-- START RECORDS FOR THE TASK --

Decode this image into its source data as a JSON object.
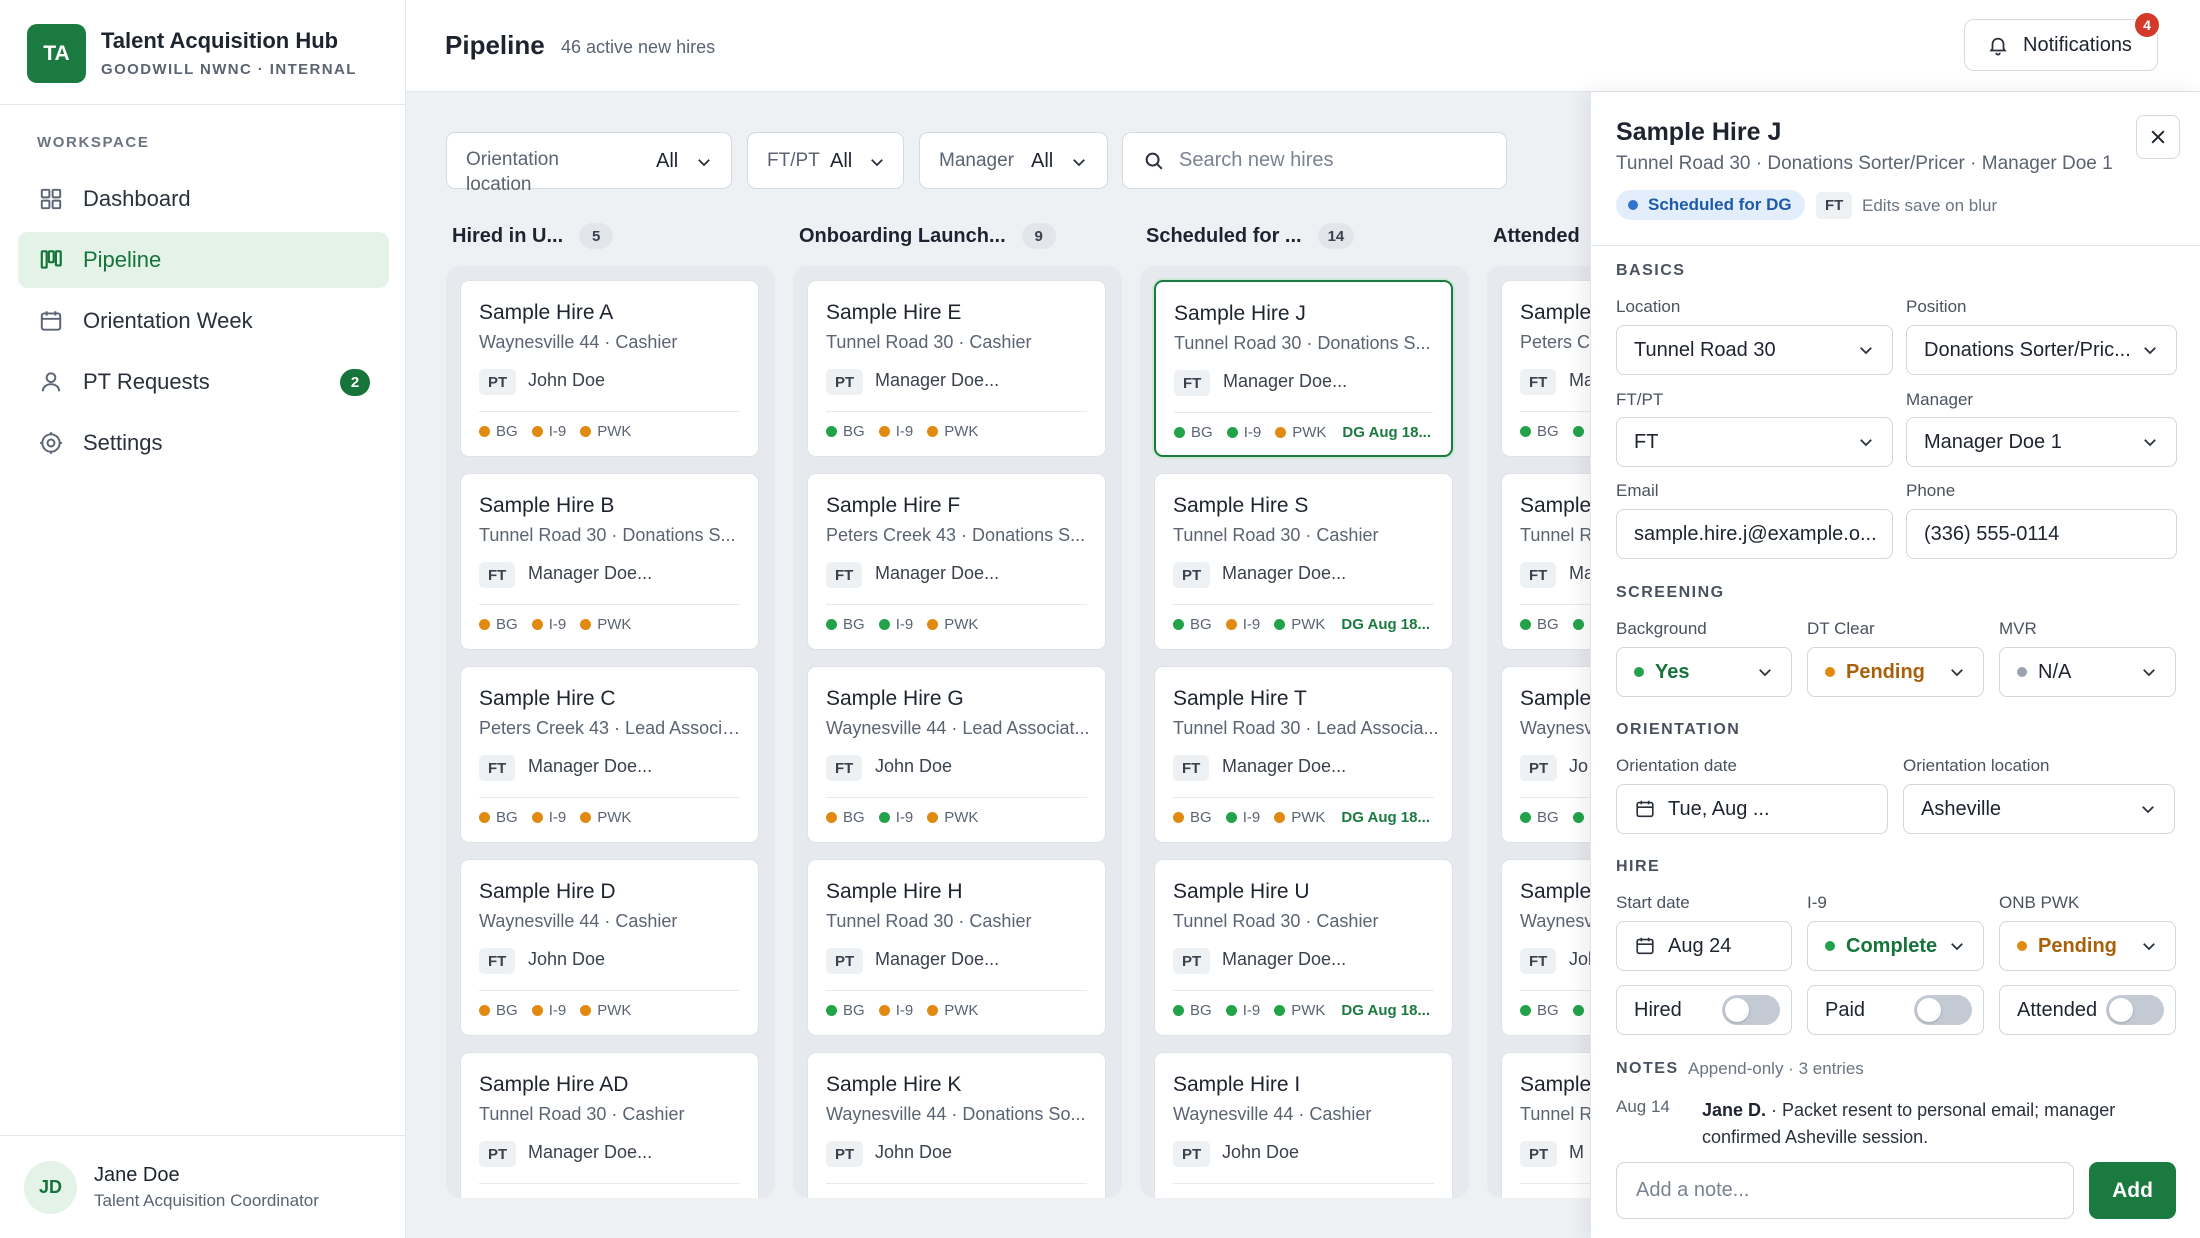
{
  "brand": {
    "logo": "TA",
    "title": "Talent Acquisition Hub",
    "subtitle": "GOODWILL NWNC · INTERNAL"
  },
  "sidebar": {
    "section_label": "WORKSPACE",
    "items": [
      {
        "label": "Dashboard",
        "icon": "grid-icon"
      },
      {
        "label": "Pipeline",
        "icon": "kanban-icon",
        "active": true
      },
      {
        "label": "Orientation Week",
        "icon": "calendar-icon"
      },
      {
        "label": "PT Requests",
        "icon": "person-icon",
        "badge": "2"
      },
      {
        "label": "Settings",
        "icon": "settings-icon"
      }
    ],
    "user": {
      "initials": "JD",
      "name": "Jane Doe",
      "role": "Talent Acquisition Coordinator"
    }
  },
  "header": {
    "title": "Pipeline",
    "subtitle": "46 active new hires",
    "notifications_label": "Notifications",
    "notifications_count": "4"
  },
  "filters": {
    "orientation_label": "Orientation location",
    "orientation_value": "All",
    "ftpt_label": "FT/PT",
    "ftpt_value": "All",
    "manager_label": "Manager",
    "manager_value": "All",
    "search_placeholder": "Search new hires"
  },
  "colors": {
    "accent": "#1b7a3f",
    "green": "#22a34a",
    "orange": "#e08a12",
    "gray": "#9aa2ad",
    "blue": "#2f74d0"
  },
  "columns": [
    {
      "title": "Hired in U...",
      "count": "5",
      "cards": [
        {
          "name": "Sample Hire A",
          "meta": "Waynesville 44 · Cashier",
          "tag": "PT",
          "manager": "John Doe",
          "flags": [
            "orange",
            "orange",
            "orange"
          ],
          "dg": ""
        },
        {
          "name": "Sample Hire B",
          "meta": "Tunnel Road 30 · Donations S...",
          "tag": "FT",
          "manager": "Manager Doe...",
          "flags": [
            "orange",
            "orange",
            "orange"
          ],
          "dg": ""
        },
        {
          "name": "Sample Hire C",
          "meta": "Peters Creek 43 · Lead Associa...",
          "tag": "FT",
          "manager": "Manager Doe...",
          "flags": [
            "orange",
            "orange",
            "orange"
          ],
          "dg": ""
        },
        {
          "name": "Sample Hire D",
          "meta": "Waynesville 44 · Cashier",
          "tag": "FT",
          "manager": "John Doe",
          "flags": [
            "orange",
            "orange",
            "orange"
          ],
          "dg": ""
        },
        {
          "name": "Sample Hire AD",
          "meta": "Tunnel Road 30 · Cashier",
          "tag": "PT",
          "manager": "Manager Doe...",
          "flags": [
            "orange",
            "orange",
            "orange"
          ],
          "dg": ""
        }
      ]
    },
    {
      "title": "Onboarding Launch...",
      "count": "9",
      "cards": [
        {
          "name": "Sample Hire E",
          "meta": "Tunnel Road 30 · Cashier",
          "tag": "PT",
          "manager": "Manager Doe...",
          "flags": [
            "green",
            "orange",
            "orange"
          ],
          "dg": ""
        },
        {
          "name": "Sample Hire F",
          "meta": "Peters Creek 43 · Donations S...",
          "tag": "FT",
          "manager": "Manager Doe...",
          "flags": [
            "green",
            "green",
            "orange"
          ],
          "dg": ""
        },
        {
          "name": "Sample Hire G",
          "meta": "Waynesville 44 · Lead Associat...",
          "tag": "FT",
          "manager": "John Doe",
          "flags": [
            "orange",
            "green",
            "orange"
          ],
          "dg": ""
        },
        {
          "name": "Sample Hire H",
          "meta": "Tunnel Road 30 · Cashier",
          "tag": "PT",
          "manager": "Manager Doe...",
          "flags": [
            "green",
            "orange",
            "orange"
          ],
          "dg": ""
        },
        {
          "name": "Sample Hire K",
          "meta": "Waynesville 44 · Donations So...",
          "tag": "PT",
          "manager": "John Doe",
          "flags": [
            "green",
            "green",
            "orange"
          ],
          "dg": ""
        }
      ]
    },
    {
      "title": "Scheduled for ...",
      "count": "14",
      "cards": [
        {
          "name": "Sample Hire J",
          "meta": "Tunnel Road 30 · Donations S...",
          "tag": "FT",
          "manager": "Manager Doe...",
          "flags": [
            "green",
            "green",
            "orange"
          ],
          "dg": "DG Aug 18...",
          "selected": true
        },
        {
          "name": "Sample Hire S",
          "meta": "Tunnel Road 30 · Cashier",
          "tag": "PT",
          "manager": "Manager Doe...",
          "flags": [
            "green",
            "orange",
            "green"
          ],
          "dg": "DG Aug 18..."
        },
        {
          "name": "Sample Hire T",
          "meta": "Tunnel Road 30 · Lead Associa...",
          "tag": "FT",
          "manager": "Manager Doe...",
          "flags": [
            "orange",
            "green",
            "orange"
          ],
          "dg": "DG Aug 18..."
        },
        {
          "name": "Sample Hire U",
          "meta": "Tunnel Road 30 · Cashier",
          "tag": "PT",
          "manager": "Manager Doe...",
          "flags": [
            "green",
            "green",
            "green"
          ],
          "dg": "DG Aug 18..."
        },
        {
          "name": "Sample Hire I",
          "meta": "Waynesville 44 · Cashier",
          "tag": "PT",
          "manager": "John Doe",
          "flags": [
            "green",
            "green",
            "green"
          ],
          "dg": ""
        }
      ]
    },
    {
      "title": "Attended",
      "count": "",
      "cards": [
        {
          "name": "Sample",
          "meta": "Peters C",
          "tag": "FT",
          "manager": "Ma",
          "flags": [
            "green",
            "green",
            "green"
          ],
          "dg": ""
        },
        {
          "name": "Sample",
          "meta": "Tunnel R",
          "tag": "FT",
          "manager": "Ma",
          "flags": [
            "green",
            "green",
            "green"
          ],
          "dg": ""
        },
        {
          "name": "Sample",
          "meta": "Waynesv",
          "tag": "PT",
          "manager": "Jo",
          "flags": [
            "green",
            "green",
            "green"
          ],
          "dg": ""
        },
        {
          "name": "Sample",
          "meta": "Waynesv",
          "tag": "FT",
          "manager": "Jol",
          "flags": [
            "green",
            "green",
            "green"
          ],
          "dg": ""
        },
        {
          "name": "Sample",
          "meta": "Tunnel R",
          "tag": "PT",
          "manager": "M",
          "flags": [
            "green",
            "green",
            "green"
          ],
          "dg": ""
        }
      ]
    }
  ],
  "flag_labels": [
    "BG",
    "I-9",
    "PWK"
  ],
  "panel": {
    "name": "Sample Hire J",
    "subtitle": "Tunnel Road 30 · Donations Sorter/Pricer · Manager Doe 1",
    "status": "Scheduled for DG",
    "tag": "FT",
    "save_hint": "Edits save on blur",
    "basics_label": "BASICS",
    "location_label": "Location",
    "location_value": "Tunnel Road 30",
    "position_label": "Position",
    "position_value": "Donations Sorter/Pric...",
    "ftpt_label": "FT/PT",
    "ftpt_value": "FT",
    "manager_label": "Manager",
    "manager_value": "Manager Doe 1",
    "email_label": "Email",
    "email_value": "sample.hire.j@example.o...",
    "phone_label": "Phone",
    "phone_value": "(336) 555-0114",
    "screening_label": "SCREENING",
    "background_label": "Background",
    "background_value": "Yes",
    "dtclear_label": "DT Clear",
    "dtclear_value": "Pending",
    "mvr_label": "MVR",
    "mvr_value": "N/A",
    "orientation_label": "ORIENTATION",
    "odate_label": "Orientation date",
    "odate_value": "Tue, Aug ...",
    "oloc_label": "Orientation location",
    "oloc_value": "Asheville",
    "hire_label": "HIRE",
    "start_label": "Start date",
    "start_value": "Aug 24",
    "i9_label": "I-9",
    "i9_value": "Complete",
    "onb_label": "ONB PWK",
    "onb_value": "Pending",
    "hired_label": "Hired",
    "paid_label": "Paid",
    "attended_label": "Attended",
    "hired_on": false,
    "paid_on": false,
    "attended_on": false,
    "notes_label": "NOTES",
    "notes_sub": "Append-only · 3 entries",
    "note_date": "Aug 14",
    "note_author": "Jane D.",
    "note_text": " · Packet resent to personal email; manager confirmed Asheville session.",
    "note_placeholder": "Add a note...",
    "add_label": "Add"
  }
}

-- END RECORDS FOR THE TASK --

## [WHAT IS BEING ASKED]
Filter the listing for the word "active" and copy every line that holds it.

## [CORRECT OUTPUT]
        "active": true
    "subtitle": "46 active new hires",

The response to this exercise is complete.